◆ RECORDS SHOWN:
---
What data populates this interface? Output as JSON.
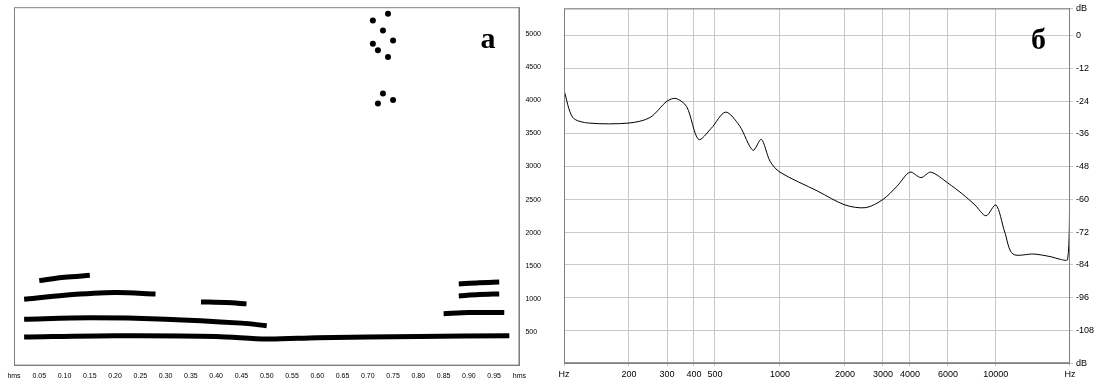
{
  "chart_data": [
    {
      "type": "line",
      "title": "а",
      "grid": false,
      "xlim": [
        0,
        1
      ],
      "xticks": [
        {
          "value": 0,
          "label": "hms"
        },
        0.05,
        {
          "value": 0.1,
          "label": "0.10"
        },
        0.15,
        {
          "value": 0.2,
          "label": "0.20"
        },
        0.25,
        {
          "value": 0.3,
          "label": "0.30"
        },
        0.35,
        {
          "value": 0.4,
          "label": "0.40"
        },
        0.45,
        {
          "value": 0.5,
          "label": "0.50"
        },
        0.55,
        {
          "value": 0.6,
          "label": "0.60"
        },
        0.65,
        {
          "value": 0.7,
          "label": "0.70"
        },
        0.75,
        {
          "value": 0.8,
          "label": "0.80"
        },
        0.85,
        {
          "value": 0.9,
          "label": "0.90"
        },
        0.95,
        {
          "value": 1,
          "label": "hms"
        }
      ],
      "ylim": [
        0,
        5400
      ],
      "yticks": [
        500,
        1000,
        1500,
        2000,
        2500,
        3000,
        3500,
        4000,
        4500,
        5000
      ],
      "series": [
        {
          "color": "#000000",
          "x": [
            0.05,
            0.1,
            0.15
          ],
          "values": [
            1280,
            1330,
            1360
          ]
        },
        {
          "color": "#000000",
          "x": [
            0.02,
            0.1,
            0.2,
            0.28
          ],
          "values": [
            1000,
            1060,
            1100,
            1080
          ]
        },
        {
          "color": "#000000",
          "x": [
            0.37,
            0.42,
            0.46
          ],
          "values": [
            960,
            950,
            930
          ]
        },
        {
          "color": "#000000",
          "x": [
            0.02,
            0.15,
            0.3,
            0.45,
            0.5
          ],
          "values": [
            700,
            720,
            700,
            640,
            600
          ]
        },
        {
          "color": "#000000",
          "x": [
            0.02,
            0.2,
            0.4,
            0.5,
            0.6,
            0.8,
            0.98
          ],
          "values": [
            430,
            450,
            440,
            400,
            420,
            440,
            450
          ]
        },
        {
          "color": "#000000",
          "x": [
            0.88,
            0.92,
            0.96
          ],
          "values": [
            1230,
            1250,
            1260
          ]
        },
        {
          "color": "#000000",
          "x": [
            0.88,
            0.92,
            0.96
          ],
          "values": [
            1050,
            1070,
            1080
          ]
        },
        {
          "color": "#000000",
          "x": [
            0.85,
            0.9,
            0.97
          ],
          "values": [
            780,
            800,
            800
          ]
        },
        {
          "type": "scatter",
          "marker": "circle",
          "color": "#000000",
          "x": [
            0.71,
            0.73,
            0.75,
            0.72,
            0.74,
            0.73,
            0.75,
            0.72,
            0.74,
            0.71
          ],
          "values": [
            5200,
            5050,
            4900,
            4750,
            4650,
            4100,
            4000,
            3950,
            5300,
            4850
          ]
        }
      ]
    },
    {
      "type": "line",
      "title": "б",
      "log": "x",
      "grid": true,
      "xlim": [
        100,
        22050
      ],
      "xticks": [
        {
          "value": 100,
          "label": "Hz"
        },
        200,
        300,
        400,
        500,
        1000,
        2000,
        3000,
        4000,
        6000,
        10000,
        {
          "value": 22050,
          "label": "Hz"
        }
      ],
      "ylim": [
        -120,
        10
      ],
      "yticks": [
        {
          "value": 10,
          "label": "dB"
        },
        0,
        -12,
        -24,
        -36,
        -48,
        -60,
        -72,
        -84,
        -96,
        -108,
        {
          "value": -120,
          "label": "dB"
        }
      ],
      "x": [
        100,
        110,
        130,
        200,
        250,
        300,
        330,
        370,
        420,
        480,
        560,
        650,
        750,
        820,
        900,
        1000,
        1500,
        2000,
        2500,
        3000,
        3500,
        4000,
        4500,
        5000,
        6000,
        7000,
        8000,
        9000,
        10000,
        11000,
        12000,
        15000,
        18000,
        20000,
        21500,
        22000
      ],
      "series": [
        {
          "color": "#000000",
          "values": [
            -20,
            -30,
            -32,
            -32,
            -30,
            -24,
            -23,
            -26,
            -38,
            -34,
            -28,
            -33,
            -42,
            -38,
            -46,
            -50,
            -57,
            -62,
            -63,
            -60,
            -55,
            -50,
            -52,
            -50,
            -54,
            -58,
            -62,
            -66,
            -62,
            -72,
            -80,
            -80,
            -81,
            -82,
            -82,
            -58
          ]
        }
      ]
    }
  ]
}
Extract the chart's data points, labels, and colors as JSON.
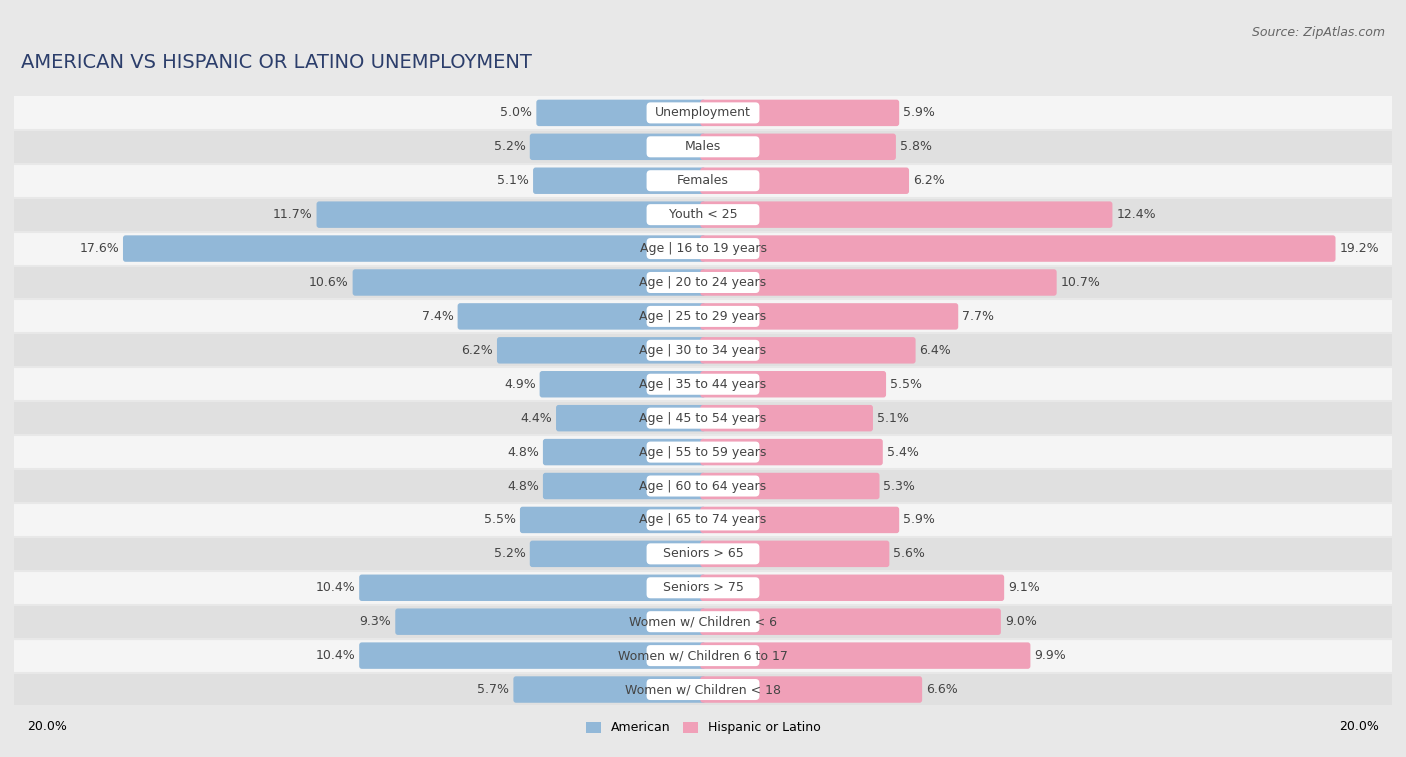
---
◆ PROBLEM REQUIREMENTS: All of the entries above should be duplicated exactly, except for the pictures.

◆ CORRECT OUTPUT:
What data populates this interface? Output as JSON.
{
  "chart_data": [
    {
      "type": "line",
      "title": "а",
      "grid": false,
      "xlim": [
        0,
        1
      ],
      "xticks": [
        {
          "value": 0,
          "label": "hms"
        },
        0.05,
        {
          "value": 0.1,
          "label": "0.10"
        },
        0.15,
        {
          "value": 0.2,
          "label": "0.20"
        },
        0.25,
        {
          "value": 0.3,
          "label": "0.30"
        },
        0.35,
        {
          "value": 0.4,
          "label": "0.40"
        },
        0.45,
        {
          "value": 0.5,
          "label": "0.50"
        },
        0.55,
        {
          "value": 0.6,
          "label": "0.60"
        },
        0.65,
        {
          "value": 0.7,
          "label": "0.70"
        },
        0.75,
        {
          "value": 0.8,
          "label": "0.80"
        },
        0.85,
        {
          "value": 0.9,
          "label": "0.90"
        },
        0.95,
        {
          "value": 1,
          "label": "hms"
        }
      ],
      "ylim": [
        0,
        5400
      ],
      "yticks": [
        500,
        1000,
        1500,
        2000,
        2500,
        3000,
        3500,
        4000,
        4500,
        5000
      ],
      "series": [
        {
          "color": "#000000",
          "x": [
            0.05,
            0.1,
            0.15
          ],
          "values": [
            1280,
            1330,
            1360
          ]
        },
        {
          "color": "#000000",
          "x": [
            0.02,
            0.1,
            0.2,
            0.28
          ],
          "values": [
            1000,
            1060,
            1100,
            1080
          ]
        },
        {
          "color": "#000000",
          "x": [
            0.37,
            0.42,
            0.46
          ],
          "values": [
            960,
            950,
            930
          ]
        },
        {
          "color": "#000000",
          "x": [
            0.02,
            0.15,
            0.3,
            0.45,
            0.5
          ],
          "values": [
            700,
            720,
            700,
            640,
            600
          ]
        },
        {
          "color": "#000000",
          "x": [
            0.02,
            0.2,
            0.4,
            0.5,
            0.6,
            0.8,
            0.98
          ],
          "values": [
            430,
            450,
            440,
            400,
            420,
            440,
            450
          ]
        },
        {
          "color": "#000000",
          "x": [
            0.88,
            0.92,
            0.96
          ],
          "values": [
            1230,
            1250,
            1260
          ]
        },
        {
          "color": "#000000",
          "x": [
            0.88,
            0.92,
            0.96
          ],
          "values": [
            1050,
            1070,
            1080
          ]
        },
        {
          "color": "#000000",
          "x": [
            0.85,
            0.9,
            0.97
          ],
          "values": [
            780,
            800,
            800
          ]
        },
        {
          "type": "scatter",
          "marker": "circle",
          "color": "#000000",
          "x": [
            0.71,
            0.73,
            0.75,
            0.72,
            0.74,
            0.73,
            0.75,
            0.72,
            0.74,
            0.71
          ],
          "values": [
            5200,
            5050,
            4900,
            4750,
            4650,
            4100,
            4000,
            3950,
            5300,
            4850
          ]
        }
      ]
    },
    {
      "type": "line",
      "title": "б",
      "log": "x",
      "grid": true,
      "xlim": [
        100,
        22050
      ],
      "xticks": [
        {
          "value": 100,
          "label": "Hz"
        },
        200,
        300,
        400,
        500,
        1000,
        2000,
        3000,
        4000,
        6000,
        10000,
        {
          "value": 22050,
          "label": "Hz"
        }
      ],
      "ylim": [
        -120,
        10
      ],
      "yticks": [
        {
          "value": 10,
          "label": "dB"
        },
        0,
        -12,
        -24,
        -36,
        -48,
        -60,
        -72,
        -84,
        -96,
        -108,
        {
          "value": -120,
          "label": "dB"
        }
      ],
      "x": [
        100,
        110,
        130,
        200,
        250,
        300,
        330,
        370,
        420,
        480,
        560,
        650,
        750,
        820,
        900,
        1000,
        1500,
        2000,
        2500,
        3000,
        3500,
        4000,
        4500,
        5000,
        6000,
        7000,
        8000,
        9000,
        10000,
        11000,
        12000,
        15000,
        18000,
        20000,
        21500,
        22000
      ],
      "series": [
        {
          "color": "#000000",
          "values": [
            -20,
            -30,
            -32,
            -32,
            -30,
            -24,
            -23,
            -26,
            -38,
            -34,
            -28,
            -33,
            -42,
            -38,
            -46,
            -50,
            -57,
            -62,
            -63,
            -60,
            -55,
            -50,
            -52,
            -50,
            -54,
            -58,
            -62,
            -66,
            -62,
            -72,
            -80,
            -80,
            -81,
            -82,
            -82,
            -58
          ]
        }
      ]
    }
  ]
}
Extract the chart's data points, labels, and colors as JSON.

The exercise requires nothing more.